Estava para escrever um texto sobre a eleição estadunidense e a surpreendente figura de Bernie Sanders, quando me chegou, através de Marcos Aurélio Nogueira (UNESP), o artigo aí abaixo do historiador Eric Reis Godliauskas Zen (USP), escrito em testemunho direto dos fatos, dado que o autor se encontra nos Estados Unidos. Dispenso-me de escrever o referido texto, por, no básico, subscrever o que é assinalado no de Eric Reis. Repiso três notas: 1) De modo geral, certos analistas sociais brasileiros parecem ter uma profunda dificuldade (histórico-sociológica) para compreender a complexidade dos Estados Unidos; 2) Essa dificuldade fica bastante acentuada em determinados segmentos (determinados, note-se) com abordagem crítica em relação a Sanders; 3) setores da direita (intolerante) brasileira, defensores da volta da ditadura militar e apologistas de Bolsonoro, sendo ao mesmo tempo admiradores dos Estados Unidos, estão agora numa 'situação desconcertante' com a ascensão de um candidato à Casa Branca que, à sua maneria, pronuncia em alto e bom som a palavra socialismo e ergue bandeiras que a eles causa ojeriza. É pouco provável, muitíssimo pouco, que Sanders logre êxito, mas a sua ascensão é de ser tida em conta - sem ufanismo e com equilíbrio. Eric Reis nos faz, penso eu, um bom ponto da situação. Vale a leitura.

:: Enunciado ::
Por favor, copie na íntegra o trecho sobre Bernie Sanders, sem alterar nada. As linhas não são necessárias aqui.

:: Listagem de dados ::
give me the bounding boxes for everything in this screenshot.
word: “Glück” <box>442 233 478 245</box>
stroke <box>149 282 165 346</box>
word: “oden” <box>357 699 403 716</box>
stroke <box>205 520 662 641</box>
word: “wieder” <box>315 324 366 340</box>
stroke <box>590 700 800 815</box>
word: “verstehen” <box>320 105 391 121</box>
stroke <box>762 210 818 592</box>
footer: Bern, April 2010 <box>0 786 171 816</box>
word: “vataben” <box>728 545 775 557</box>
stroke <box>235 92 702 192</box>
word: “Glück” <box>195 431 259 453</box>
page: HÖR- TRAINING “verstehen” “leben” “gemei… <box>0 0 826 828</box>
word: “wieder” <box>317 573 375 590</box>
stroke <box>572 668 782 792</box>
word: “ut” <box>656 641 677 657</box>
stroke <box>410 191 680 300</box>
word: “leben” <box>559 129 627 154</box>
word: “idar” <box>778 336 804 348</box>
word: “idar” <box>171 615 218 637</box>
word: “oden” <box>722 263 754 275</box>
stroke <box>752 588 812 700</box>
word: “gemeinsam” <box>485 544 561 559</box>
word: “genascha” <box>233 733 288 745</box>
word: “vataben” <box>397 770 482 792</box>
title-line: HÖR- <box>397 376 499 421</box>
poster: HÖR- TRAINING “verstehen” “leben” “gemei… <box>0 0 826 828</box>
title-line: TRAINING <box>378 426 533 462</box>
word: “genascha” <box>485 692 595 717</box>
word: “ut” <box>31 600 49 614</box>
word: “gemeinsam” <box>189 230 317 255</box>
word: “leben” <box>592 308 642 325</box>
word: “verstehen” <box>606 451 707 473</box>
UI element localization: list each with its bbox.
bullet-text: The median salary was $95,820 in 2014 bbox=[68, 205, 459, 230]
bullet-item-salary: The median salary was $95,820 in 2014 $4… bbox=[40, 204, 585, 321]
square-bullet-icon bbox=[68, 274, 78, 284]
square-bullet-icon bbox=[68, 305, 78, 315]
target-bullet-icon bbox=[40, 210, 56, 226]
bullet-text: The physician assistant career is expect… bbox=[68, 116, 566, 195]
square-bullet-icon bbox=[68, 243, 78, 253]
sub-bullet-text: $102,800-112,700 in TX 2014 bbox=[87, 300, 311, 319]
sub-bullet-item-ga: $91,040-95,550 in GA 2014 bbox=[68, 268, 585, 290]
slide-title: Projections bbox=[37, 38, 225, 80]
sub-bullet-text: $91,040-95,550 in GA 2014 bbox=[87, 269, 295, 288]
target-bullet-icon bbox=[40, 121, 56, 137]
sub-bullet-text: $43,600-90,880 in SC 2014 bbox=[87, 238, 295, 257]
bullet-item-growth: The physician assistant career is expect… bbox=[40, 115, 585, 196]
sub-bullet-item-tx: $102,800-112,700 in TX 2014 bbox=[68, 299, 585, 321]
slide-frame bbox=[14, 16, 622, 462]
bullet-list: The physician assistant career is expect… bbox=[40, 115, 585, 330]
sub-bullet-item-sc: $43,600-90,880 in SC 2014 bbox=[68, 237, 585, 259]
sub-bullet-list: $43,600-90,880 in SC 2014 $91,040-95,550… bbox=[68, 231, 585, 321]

:: Resposta correta ::
Estava para escrever um texto sobre a eleição estadunidense e a surpreendente figura de Bernie Sanders, quando me chegou, através de Marcos Aurélio Nogueira (UNESP), o artigo aí abaixo do historiador Eric Reis Godliauskas Zen (USP), escrito em testemunho direto dos fatos, dado que o autor se encontra nos Estados Unidos. Dispenso-me de escrever o referido texto, por, no básico, subscrever o que é assinalado no de Eric Reis. Repiso três notas: 1) De modo geral, certos analistas sociais brasileiros parecem ter uma profunda dificuldade (histórico-sociológica) para compreender a complexidade dos Estados Unidos; 2) Essa dificuldade fica bastante acentuada em determinados segmentos (determinados, note-se) com abordagem crítica em relação a Sanders; 3) setores da direita (intolerante) brasileira, defensores da volta da ditadura militar e apologistas de Bolsonoro, sendo ao mesmo tempo admiradores dos Estados Unidos, estão agora numa 'situação desconcertante' com a ascensão de um candidato à Casa Branca que, à sua maneria, pronuncia em alto e bom som a palavra socialismo e ergue bandeiras que a eles causa ojeriza. É pouco provável, muitíssimo pouco, que Sanders logre êxito, mas a sua ascensão é de ser tida em conta - sem ufanismo e com equilíbrio. Eric Reis nos faz, penso eu, um bom ponto da situação. Vale a leitura.